*The input*.
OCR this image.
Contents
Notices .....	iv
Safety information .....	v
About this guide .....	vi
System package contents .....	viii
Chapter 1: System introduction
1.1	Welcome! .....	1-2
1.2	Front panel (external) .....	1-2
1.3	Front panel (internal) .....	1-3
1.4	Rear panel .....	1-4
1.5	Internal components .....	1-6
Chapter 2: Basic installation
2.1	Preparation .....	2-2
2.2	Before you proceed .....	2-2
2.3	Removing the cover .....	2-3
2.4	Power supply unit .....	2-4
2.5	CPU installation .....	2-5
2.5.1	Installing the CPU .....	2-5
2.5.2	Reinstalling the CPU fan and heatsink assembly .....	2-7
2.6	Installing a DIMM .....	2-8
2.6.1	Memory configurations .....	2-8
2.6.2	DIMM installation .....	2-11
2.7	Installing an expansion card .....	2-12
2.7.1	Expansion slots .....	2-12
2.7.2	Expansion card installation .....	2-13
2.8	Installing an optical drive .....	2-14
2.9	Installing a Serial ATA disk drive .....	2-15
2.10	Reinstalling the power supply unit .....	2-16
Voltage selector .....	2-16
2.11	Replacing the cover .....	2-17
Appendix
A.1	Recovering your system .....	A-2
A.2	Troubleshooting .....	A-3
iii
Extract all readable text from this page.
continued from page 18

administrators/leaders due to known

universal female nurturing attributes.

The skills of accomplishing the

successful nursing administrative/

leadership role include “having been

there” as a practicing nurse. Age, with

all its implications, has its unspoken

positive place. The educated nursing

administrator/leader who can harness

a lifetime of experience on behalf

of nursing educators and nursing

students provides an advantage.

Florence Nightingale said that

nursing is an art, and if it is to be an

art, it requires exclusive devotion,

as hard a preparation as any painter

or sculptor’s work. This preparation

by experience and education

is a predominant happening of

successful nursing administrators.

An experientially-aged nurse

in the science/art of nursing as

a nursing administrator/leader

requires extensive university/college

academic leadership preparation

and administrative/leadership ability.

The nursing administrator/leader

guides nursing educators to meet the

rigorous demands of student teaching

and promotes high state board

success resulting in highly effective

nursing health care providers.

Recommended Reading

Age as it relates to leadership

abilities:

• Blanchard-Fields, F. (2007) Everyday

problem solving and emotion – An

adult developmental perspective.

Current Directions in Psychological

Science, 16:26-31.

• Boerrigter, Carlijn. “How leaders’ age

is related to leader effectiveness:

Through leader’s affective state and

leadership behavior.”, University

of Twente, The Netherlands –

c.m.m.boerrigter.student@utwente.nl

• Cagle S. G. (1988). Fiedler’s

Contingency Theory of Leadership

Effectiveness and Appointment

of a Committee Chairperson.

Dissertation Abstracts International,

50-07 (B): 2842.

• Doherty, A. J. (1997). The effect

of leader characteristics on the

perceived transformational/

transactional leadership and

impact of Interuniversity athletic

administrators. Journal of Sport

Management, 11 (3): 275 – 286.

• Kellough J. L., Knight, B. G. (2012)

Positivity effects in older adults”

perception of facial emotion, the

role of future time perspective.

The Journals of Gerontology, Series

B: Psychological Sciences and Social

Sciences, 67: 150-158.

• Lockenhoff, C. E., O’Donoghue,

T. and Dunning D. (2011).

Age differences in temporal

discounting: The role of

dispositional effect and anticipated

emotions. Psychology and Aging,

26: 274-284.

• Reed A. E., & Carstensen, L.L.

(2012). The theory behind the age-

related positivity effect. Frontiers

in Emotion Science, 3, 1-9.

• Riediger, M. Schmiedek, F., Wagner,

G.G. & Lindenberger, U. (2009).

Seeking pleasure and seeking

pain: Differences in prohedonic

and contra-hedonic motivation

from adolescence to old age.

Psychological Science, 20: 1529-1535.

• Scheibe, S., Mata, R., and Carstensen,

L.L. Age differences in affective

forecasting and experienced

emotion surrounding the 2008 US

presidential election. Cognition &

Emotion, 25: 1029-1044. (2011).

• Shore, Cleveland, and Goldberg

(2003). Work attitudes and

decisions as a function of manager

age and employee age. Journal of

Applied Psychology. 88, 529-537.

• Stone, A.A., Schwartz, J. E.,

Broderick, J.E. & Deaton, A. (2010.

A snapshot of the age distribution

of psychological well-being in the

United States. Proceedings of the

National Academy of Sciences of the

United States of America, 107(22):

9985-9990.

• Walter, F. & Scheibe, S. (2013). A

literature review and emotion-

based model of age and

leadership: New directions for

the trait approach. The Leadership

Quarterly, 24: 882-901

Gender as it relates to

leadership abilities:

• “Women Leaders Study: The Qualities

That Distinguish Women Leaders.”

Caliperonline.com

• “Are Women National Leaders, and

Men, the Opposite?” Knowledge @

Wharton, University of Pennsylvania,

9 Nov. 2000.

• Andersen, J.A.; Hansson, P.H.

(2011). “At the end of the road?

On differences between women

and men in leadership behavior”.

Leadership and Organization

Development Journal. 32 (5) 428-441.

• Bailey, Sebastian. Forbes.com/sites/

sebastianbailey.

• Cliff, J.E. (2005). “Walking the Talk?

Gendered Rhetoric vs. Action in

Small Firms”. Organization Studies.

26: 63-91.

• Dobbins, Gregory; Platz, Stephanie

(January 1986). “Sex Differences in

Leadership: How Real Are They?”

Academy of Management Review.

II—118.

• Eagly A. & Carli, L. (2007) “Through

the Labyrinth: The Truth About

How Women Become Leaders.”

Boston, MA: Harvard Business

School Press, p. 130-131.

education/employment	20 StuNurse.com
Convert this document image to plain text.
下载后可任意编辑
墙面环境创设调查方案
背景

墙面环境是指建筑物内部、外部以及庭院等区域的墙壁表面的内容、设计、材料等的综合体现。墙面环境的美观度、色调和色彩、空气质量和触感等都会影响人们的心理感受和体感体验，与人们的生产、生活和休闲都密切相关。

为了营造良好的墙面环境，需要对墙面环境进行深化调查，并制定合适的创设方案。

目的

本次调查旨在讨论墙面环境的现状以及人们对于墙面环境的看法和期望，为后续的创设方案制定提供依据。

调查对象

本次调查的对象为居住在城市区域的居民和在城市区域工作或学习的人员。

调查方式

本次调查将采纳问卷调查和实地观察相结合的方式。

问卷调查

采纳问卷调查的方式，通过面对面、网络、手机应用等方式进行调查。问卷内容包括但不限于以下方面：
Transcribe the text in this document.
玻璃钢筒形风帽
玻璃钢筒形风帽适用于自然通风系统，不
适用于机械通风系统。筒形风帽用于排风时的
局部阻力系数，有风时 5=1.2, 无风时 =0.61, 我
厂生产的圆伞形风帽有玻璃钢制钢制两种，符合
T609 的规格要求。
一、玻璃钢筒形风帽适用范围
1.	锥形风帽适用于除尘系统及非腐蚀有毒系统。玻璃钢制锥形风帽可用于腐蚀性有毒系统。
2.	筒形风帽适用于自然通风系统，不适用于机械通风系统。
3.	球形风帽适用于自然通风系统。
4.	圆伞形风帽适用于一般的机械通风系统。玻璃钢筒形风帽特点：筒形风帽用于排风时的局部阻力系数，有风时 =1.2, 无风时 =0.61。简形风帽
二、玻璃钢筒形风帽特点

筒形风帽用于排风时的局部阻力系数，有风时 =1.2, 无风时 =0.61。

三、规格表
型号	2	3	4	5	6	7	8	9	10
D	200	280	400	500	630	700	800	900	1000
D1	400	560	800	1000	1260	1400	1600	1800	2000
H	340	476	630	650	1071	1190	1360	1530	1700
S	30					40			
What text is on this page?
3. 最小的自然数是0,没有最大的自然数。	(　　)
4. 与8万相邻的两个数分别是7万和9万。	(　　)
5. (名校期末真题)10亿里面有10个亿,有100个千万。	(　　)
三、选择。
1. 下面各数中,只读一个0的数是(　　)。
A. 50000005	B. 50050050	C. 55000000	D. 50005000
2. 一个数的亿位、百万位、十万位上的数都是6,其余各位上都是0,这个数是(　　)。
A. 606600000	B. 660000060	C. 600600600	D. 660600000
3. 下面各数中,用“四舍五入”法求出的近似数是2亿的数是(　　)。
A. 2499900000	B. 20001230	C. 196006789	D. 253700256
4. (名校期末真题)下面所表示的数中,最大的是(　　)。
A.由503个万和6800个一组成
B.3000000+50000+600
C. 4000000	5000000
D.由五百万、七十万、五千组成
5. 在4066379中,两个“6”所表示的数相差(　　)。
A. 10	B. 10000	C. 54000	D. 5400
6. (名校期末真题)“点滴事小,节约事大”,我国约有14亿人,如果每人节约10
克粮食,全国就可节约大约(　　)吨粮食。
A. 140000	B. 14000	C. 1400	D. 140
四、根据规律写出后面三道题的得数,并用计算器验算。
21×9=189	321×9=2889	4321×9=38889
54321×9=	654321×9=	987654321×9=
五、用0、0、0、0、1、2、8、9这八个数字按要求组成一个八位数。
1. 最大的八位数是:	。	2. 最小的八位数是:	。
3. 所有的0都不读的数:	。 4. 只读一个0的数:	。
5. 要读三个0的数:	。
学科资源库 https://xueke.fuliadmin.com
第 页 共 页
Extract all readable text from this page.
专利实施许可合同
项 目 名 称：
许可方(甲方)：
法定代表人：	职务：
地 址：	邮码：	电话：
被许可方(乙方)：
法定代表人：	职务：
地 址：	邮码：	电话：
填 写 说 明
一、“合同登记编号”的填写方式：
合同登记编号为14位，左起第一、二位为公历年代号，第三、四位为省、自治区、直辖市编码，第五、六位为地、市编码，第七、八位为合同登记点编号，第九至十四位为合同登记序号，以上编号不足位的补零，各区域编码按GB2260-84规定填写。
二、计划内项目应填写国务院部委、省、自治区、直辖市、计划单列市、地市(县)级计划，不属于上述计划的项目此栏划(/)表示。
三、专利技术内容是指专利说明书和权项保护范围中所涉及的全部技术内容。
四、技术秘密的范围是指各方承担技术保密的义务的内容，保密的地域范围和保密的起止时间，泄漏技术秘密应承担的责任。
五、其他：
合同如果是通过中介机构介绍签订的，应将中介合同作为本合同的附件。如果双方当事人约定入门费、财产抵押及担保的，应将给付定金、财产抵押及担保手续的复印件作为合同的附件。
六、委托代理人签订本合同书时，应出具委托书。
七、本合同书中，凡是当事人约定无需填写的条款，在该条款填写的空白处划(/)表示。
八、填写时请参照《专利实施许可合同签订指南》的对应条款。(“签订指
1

*Task details*.
Extract every line above containing the word "名校期末真题".

*Exercise solution*.
5. (名校期末真题)10亿里面有10个亿,有100个千万。	(　　)
4. (名校期末真题)下面所表示的数中,最大的是(　　)。
6. (名校期末真题)“点滴事小,节约事大”,我国约有14亿人,如果每人节约10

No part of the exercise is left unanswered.